## DIRECTIONS FOR THIS TASK:
Return each line containing "dans".

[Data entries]
┌──

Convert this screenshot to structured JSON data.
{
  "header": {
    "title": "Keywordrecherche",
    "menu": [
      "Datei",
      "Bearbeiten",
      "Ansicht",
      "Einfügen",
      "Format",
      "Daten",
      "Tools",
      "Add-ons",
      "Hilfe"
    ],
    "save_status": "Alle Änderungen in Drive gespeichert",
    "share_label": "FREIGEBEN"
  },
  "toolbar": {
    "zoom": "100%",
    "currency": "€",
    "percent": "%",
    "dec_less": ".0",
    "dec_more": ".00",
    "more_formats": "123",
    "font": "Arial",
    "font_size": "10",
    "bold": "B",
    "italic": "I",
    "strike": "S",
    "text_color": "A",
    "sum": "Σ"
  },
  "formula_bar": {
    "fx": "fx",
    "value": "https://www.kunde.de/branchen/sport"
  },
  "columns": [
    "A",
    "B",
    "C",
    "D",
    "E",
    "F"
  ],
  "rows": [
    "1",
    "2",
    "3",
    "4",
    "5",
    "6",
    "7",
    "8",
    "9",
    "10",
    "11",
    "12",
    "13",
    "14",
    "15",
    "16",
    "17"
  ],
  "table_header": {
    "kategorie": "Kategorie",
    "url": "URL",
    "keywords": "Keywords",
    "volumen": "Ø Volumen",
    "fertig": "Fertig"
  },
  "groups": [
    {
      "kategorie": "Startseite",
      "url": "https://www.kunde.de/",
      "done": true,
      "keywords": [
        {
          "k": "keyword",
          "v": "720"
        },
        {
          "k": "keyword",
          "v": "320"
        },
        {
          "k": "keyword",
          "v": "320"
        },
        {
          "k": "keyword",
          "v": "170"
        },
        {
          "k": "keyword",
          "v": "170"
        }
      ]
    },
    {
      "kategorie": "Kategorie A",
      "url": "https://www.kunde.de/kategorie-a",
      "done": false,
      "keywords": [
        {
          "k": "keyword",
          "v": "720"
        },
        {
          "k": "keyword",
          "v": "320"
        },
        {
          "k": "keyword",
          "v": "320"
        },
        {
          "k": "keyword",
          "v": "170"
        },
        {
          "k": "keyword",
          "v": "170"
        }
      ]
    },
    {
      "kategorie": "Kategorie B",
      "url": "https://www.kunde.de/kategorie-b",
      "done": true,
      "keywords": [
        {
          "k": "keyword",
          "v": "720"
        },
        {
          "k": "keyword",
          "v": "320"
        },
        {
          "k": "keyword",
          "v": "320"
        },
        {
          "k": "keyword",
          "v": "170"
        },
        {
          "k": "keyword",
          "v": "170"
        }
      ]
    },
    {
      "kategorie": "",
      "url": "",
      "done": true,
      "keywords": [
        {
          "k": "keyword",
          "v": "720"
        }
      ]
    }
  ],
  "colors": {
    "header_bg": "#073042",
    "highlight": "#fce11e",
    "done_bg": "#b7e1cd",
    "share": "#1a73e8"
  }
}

└──
┌──

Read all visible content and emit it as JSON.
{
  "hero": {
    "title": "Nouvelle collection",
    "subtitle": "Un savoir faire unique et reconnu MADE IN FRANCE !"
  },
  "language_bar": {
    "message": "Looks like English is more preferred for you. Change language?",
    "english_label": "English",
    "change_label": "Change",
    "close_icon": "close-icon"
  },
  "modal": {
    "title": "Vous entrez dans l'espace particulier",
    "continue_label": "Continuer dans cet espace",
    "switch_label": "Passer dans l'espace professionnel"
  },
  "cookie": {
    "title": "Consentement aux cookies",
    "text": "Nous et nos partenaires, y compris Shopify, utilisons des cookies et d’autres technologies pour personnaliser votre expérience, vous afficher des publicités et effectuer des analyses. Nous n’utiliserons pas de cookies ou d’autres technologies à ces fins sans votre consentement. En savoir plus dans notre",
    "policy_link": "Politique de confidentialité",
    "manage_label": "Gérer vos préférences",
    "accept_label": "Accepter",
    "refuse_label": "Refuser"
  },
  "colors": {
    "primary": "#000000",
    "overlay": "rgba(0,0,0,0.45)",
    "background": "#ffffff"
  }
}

└──

## THE RESULT:
    "title": "Vous entrez dans l'espace particulier",
    "continue_label": "Continuer dans cet espace",
    "switch_label": "Passer dans l'espace professionnel"
    "text": "Nous et nos partenaires, y compris Shopify, utilisons des cookies et d’autres technologies pour personnaliser votre expérience, vous afficher des publicités et effectuer des analyses. Nous n’utiliserons pas de cookies ou d’autres technologies à ces fins sans votre consentement. En savoir plus dans notre",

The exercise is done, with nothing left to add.